What you should do ->
Work out how many lines of the records hold the string "page", and reply with that number alone.
[The input start]
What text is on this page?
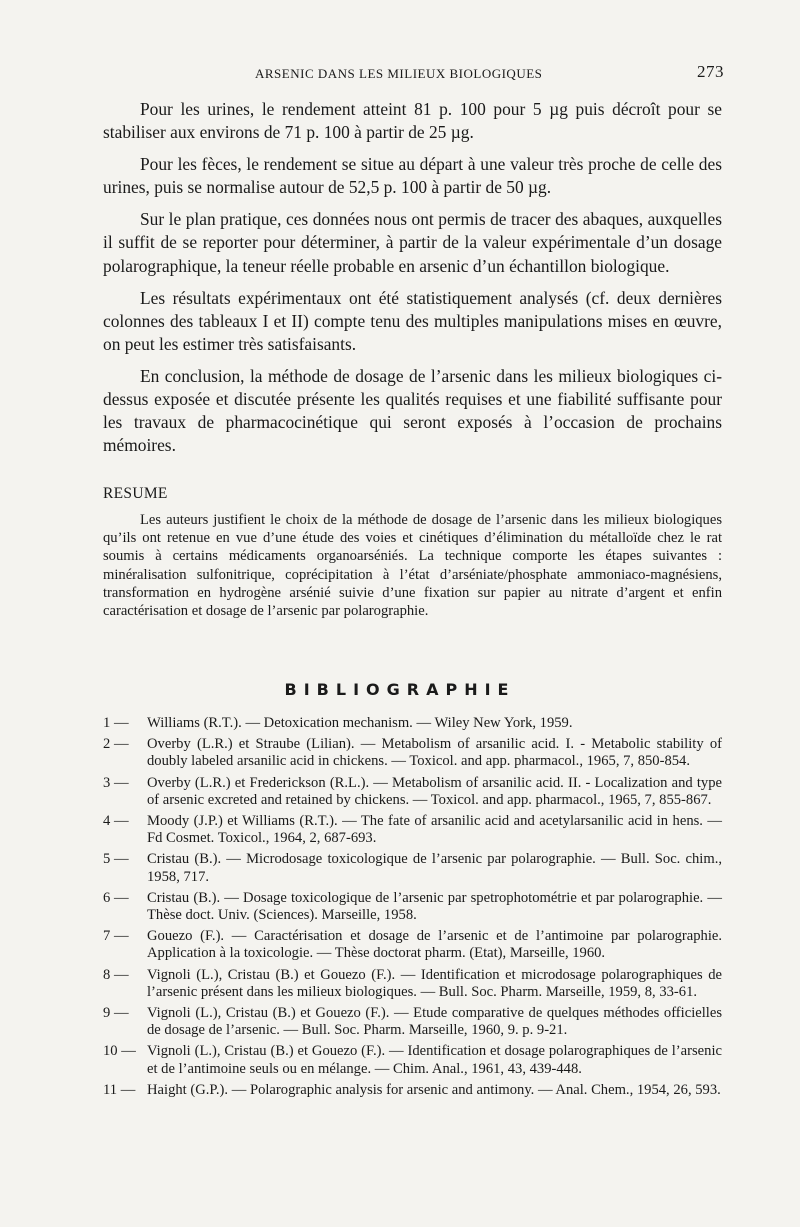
ARSENIC DANS LES MILIEUX BIOLOGIQUES	273

Pour les urines, le rendement atteint 81 p. 100 pour 5 µg puis décroît pour se stabiliser aux environs de 71 p. 100 à partir de 25 µg.

Pour les fèces, le rendement se situe au départ à une valeur très proche de celle des urines, puis se normalise autour de 52,5 p. 100 à partir de 50 µg.

Sur le plan pratique, ces données nous ont permis de tracer des abaques, auxquelles il suffit de se reporter pour déterminer, à partir de la valeur expérimentale d’un dosage polarographique, la teneur réelle probable en arsenic d’un échantillon biologique.

Les résultats expérimentaux ont été statistiquement analysés (cf. deux dernières colonnes des tableaux I et II) compte tenu des multiples manipulations mises en œuvre, on peut les estimer très satisfaisants.

En conclusion, la méthode de dosage de l’arsenic dans les milieux biologiques ci-dessus exposée et discutée présente les qualités requises et une fiabilité suffisante pour les travaux de pharmacocinétique qui seront exposés à l’occasion de prochains mémoires.

RESUME

Les auteurs justifient le choix de la méthode de dosage de l’arsenic dans les milieux biologiques qu’ils ont retenue en vue d’une étude des voies et cinétiques d’élimination du métalloïde chez le rat soumis à certains médicaments organoarséniés. La technique comporte les étapes suivantes : minéralisation sulfonitrique, coprécipitation à l’état d’arséniate/phosphate ammoniaco-magnésiens, transformation en hydrogène arsénié suivie d’une fixation sur papier au nitrate d’argent et enfin caractérisation et dosage de l’arsenic par polarographie.

BIBLIOGRAPHIE
1 —	Williams (R.T.). — Detoxication mechanism. — Wiley New York, 1959.
2 —	Overby (L.R.) et Straube (Lilian). — Metabolism of arsanilic acid. I. - Metabolic stability of doubly labeled arsanilic acid in chickens. — Toxicol. and app. pharmacol., 1965, 7, 850-854.
3 —	Overby (L.R.) et Frederickson (R.L.). — Metabolism of arsanilic acid. II. - Localization and type of arsenic excreted and retained by chickens. — Toxicol. and app. pharmacol., 1965, 7, 855-867.
4 —	Moody (J.P.) et Williams (R.T.). — The fate of arsanilic acid and acetylarsanilic acid in hens. — Fd Cosmet. Toxicol., 1964, 2, 687-693.
5 —	Cristau (B.). — Microdosage toxicologique de l’arsenic par polarographie. — Bull. Soc. chim., 1958, 717.
6 —	Cristau (B.). — Dosage toxicologique de l’arsenic par spetrophotométrie et par polarographie. — Thèse doct. Univ. (Sciences). Marseille, 1958.
7 —	Gouezo (F.). — Caractérisation et dosage de l’arsenic et de l’antimoine par polarographie. Application à la toxicologie. — Thèse doctorat pharm. (Etat), Marseille, 1960.
8 —	Vignoli (L.), Cristau (B.) et Gouezo (F.). — Identification et microdosage polarographiques de l’arsenic présent dans les milieux biologiques. — Bull. Soc. Pharm. Marseille, 1959, 8, 33-61.
9 —	Vignoli (L.), Cristau (B.) et Gouezo (F.). — Etude comparative de quelques méthodes officielles de dosage de l’arsenic. — Bull. Soc. Pharm. Marseille, 1960, 9. p. 9-21.
10 — Vignoli (L.), Cristau (B.) et Gouezo (F.). — Identification et dosage polarographiques de l’arsenic et de l’antimoine seuls ou en mélange. — Chim. Anal., 1961, 43, 439-448.
11 — Haight (G.P.). — Polarographic analysis for arsenic and antimony. — Anal. Chem., 1954, 26, 593.
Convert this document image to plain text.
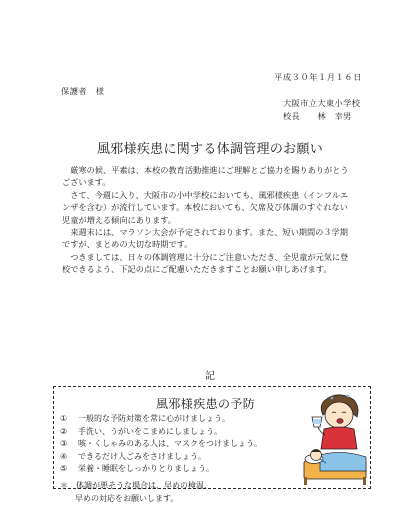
平成３０年１月１６日
保護者　様
大阪市立大東小学校
校長　　林　幸男
風邪様疾患に関する体調管理のお願い
　厳寒の候、平素は、本校の教育活動推進にご理解とご協力を賜りありがとう
ございます。
　さて、今週に入り、大阪市の小中学校においても、風邪様疾患（インフルエ
ンザを含む）が流行しています。本校においても、欠席及び体調のすぐれない
児童が増える傾向にあります。
　来週末には、マラソン大会が予定されております。また、短い期間の３学期
ですが、まとめの大切な時期です。
　つきましては、日々の体調管理に十分にご注意いただき、全児童が元気に登
校できるよう、下記の点にご配慮いただきますことお願い申しあげます。
記
風邪様疾患の予防
① 一般的な予防対策を常に心がけましょう。
② 手洗い、うがいをこまめにしましょう。
③ 咳・くしゃみのある人は、マスクをつけましょう。
④ できるだけ人ごみをさけましょう。
⑤ 栄養・睡眠をしっかりとりましょう。
＊　体調が悪そうな場合は、早めの検温、
早めの対応をお願いします。
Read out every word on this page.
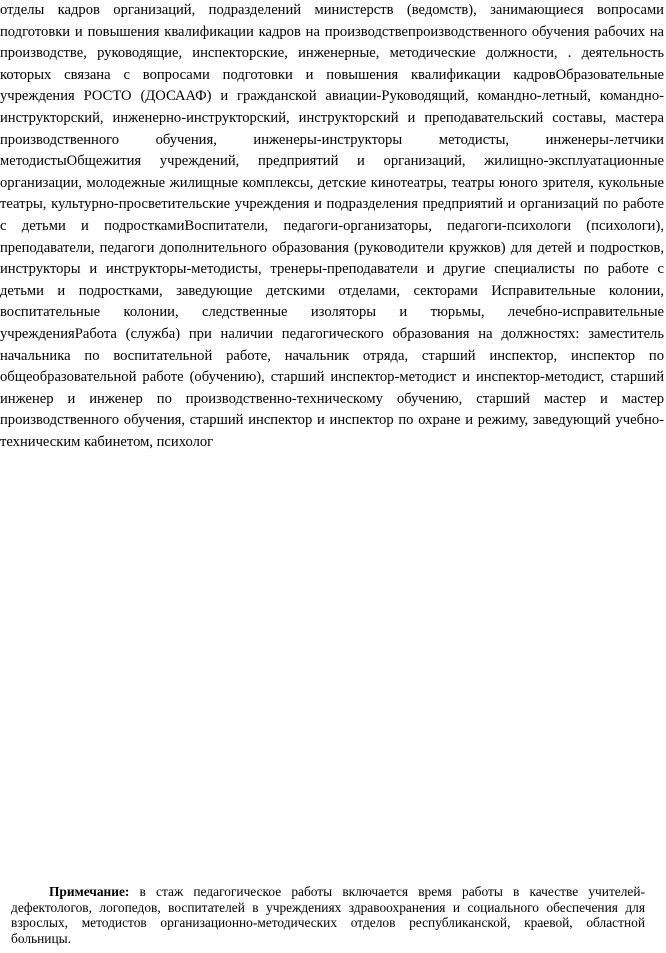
отделы кадров организаций, подразделений министерств (ведомств), занимающиеся вопросами подготовки и повышения квалификации кадров на производствепроизводственного обучения рабочих на производстве, руководящие, инспекторские, инженерные, методические должности, . деятельность которых связана с вопросами подготовки и повышения квалификации кадровОбразовательные учреждения РОСТО (ДОСААФ) и гражданской авиации-Руководящий, командно-летный, командно-инструкторский, инженерно-инструкторский, инструкторский и преподавательский составы, мастера производственного обучения, инженеры-инструкторы методисты, инженеры-летчики методистыОбщежития учреждений, предприятий и организаций, жилищно-эксплуатационные организации, молодежные жилищные комплексы, детские кинотеатры, театры юного зрителя, кукольные театры, культурно-просветительские учреждения и подразделения предприятий и организаций по работе с детьми и подросткамиВоспитатели, педагоги-организаторы, педагоги-психологи (психологи), преподаватели, педагоги дополнительного образования (руководители кружков) для детей и подростков, инструкторы и инструкторы-методисты, тренеры-преподаватели и другие специалисты по работе с детьми и подростками, заведующие детскими отделами, секторами Исправительные колонии, воспитательные колонии, следственные изоляторы и тюрьмы, лечебно-исправительные учрежденияРабота (служба) при наличии педагогического образования на должностях: заместитель начальника по воспитательной работе, начальник отряда, старший инспектор, инспектор по общеобразовательной работе (обучению), старший инспектор-методист и инспектор-методист, старший инженер и инженер по производственно-техническому обучению, старший мастер и мастер производственного обучения, старший инспектор и инспектор по охране и режиму, заведующий учебно-техническим кабинетом, психолог
Примечание: в стаж педагогическое работы включается время работы в качестве учителей-дефектологов, логопедов, воспитателей в учреждениях здравоохранения и социального обеспечения для взрослых, методистов организационно-методических отделов республиканской, краевой, областной больницы.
[The input end]
Exercise answer ->
2